*Task to complete*: Locate each line containing the string "name" and copy it out.

*Exercise materials*:
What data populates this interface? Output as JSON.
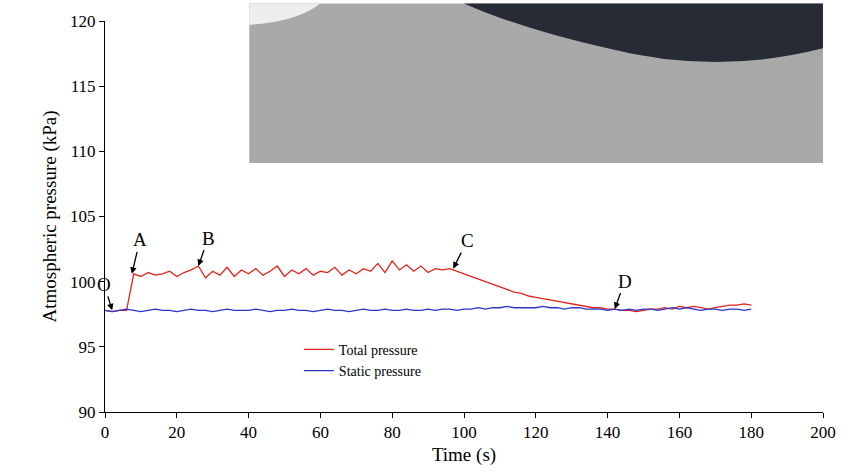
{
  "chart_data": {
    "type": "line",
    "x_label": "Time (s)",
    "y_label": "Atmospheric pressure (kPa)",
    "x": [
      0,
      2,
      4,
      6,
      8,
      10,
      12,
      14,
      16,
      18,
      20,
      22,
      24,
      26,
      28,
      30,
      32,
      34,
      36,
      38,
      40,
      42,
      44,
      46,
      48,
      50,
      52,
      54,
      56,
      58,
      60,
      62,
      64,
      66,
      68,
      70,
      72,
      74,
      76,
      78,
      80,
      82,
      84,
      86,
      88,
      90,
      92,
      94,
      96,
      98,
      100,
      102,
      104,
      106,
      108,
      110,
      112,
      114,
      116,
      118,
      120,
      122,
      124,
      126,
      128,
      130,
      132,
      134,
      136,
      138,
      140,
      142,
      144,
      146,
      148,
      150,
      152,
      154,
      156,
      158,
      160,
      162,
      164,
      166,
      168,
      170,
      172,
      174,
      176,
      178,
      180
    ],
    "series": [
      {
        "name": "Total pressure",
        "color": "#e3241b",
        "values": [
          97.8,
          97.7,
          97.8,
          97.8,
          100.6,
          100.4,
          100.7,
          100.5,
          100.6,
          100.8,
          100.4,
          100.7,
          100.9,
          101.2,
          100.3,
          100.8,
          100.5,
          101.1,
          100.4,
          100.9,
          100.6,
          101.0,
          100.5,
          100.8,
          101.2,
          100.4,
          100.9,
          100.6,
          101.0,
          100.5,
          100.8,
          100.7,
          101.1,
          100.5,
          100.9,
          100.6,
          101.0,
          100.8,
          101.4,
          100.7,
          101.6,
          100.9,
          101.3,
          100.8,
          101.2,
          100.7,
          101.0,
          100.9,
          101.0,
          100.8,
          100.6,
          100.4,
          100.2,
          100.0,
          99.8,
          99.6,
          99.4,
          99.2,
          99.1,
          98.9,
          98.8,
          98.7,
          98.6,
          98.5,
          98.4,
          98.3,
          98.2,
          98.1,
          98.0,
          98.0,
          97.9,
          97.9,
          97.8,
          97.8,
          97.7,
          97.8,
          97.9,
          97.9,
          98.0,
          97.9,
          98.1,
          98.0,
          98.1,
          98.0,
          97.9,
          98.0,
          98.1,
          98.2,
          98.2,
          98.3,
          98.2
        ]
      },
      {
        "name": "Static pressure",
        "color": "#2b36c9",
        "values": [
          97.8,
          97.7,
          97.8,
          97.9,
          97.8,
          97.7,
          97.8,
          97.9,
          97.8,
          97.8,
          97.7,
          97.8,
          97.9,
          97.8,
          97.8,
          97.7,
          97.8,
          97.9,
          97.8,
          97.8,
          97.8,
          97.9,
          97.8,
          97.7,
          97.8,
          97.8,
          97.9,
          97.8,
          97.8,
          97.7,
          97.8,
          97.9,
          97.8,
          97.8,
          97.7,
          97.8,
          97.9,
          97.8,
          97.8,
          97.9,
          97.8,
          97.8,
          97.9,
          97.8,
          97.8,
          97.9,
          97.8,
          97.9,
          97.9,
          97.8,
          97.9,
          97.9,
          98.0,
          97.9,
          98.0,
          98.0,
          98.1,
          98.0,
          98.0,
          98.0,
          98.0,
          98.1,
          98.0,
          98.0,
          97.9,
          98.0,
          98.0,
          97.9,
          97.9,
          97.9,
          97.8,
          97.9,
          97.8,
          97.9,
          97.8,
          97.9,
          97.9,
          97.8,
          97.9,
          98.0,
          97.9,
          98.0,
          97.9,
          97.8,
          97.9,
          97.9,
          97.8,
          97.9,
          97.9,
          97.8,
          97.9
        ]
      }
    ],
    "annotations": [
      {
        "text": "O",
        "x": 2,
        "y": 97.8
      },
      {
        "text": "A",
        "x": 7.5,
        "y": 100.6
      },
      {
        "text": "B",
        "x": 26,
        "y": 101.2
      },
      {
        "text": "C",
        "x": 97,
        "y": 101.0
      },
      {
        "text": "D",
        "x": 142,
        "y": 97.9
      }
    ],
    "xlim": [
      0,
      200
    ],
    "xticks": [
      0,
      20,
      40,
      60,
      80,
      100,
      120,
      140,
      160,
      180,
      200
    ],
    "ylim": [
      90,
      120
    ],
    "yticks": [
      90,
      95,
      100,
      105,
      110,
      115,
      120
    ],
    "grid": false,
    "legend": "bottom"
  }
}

*Result of the task*:
        "name": "Total pressure",
        "name": "Static pressure",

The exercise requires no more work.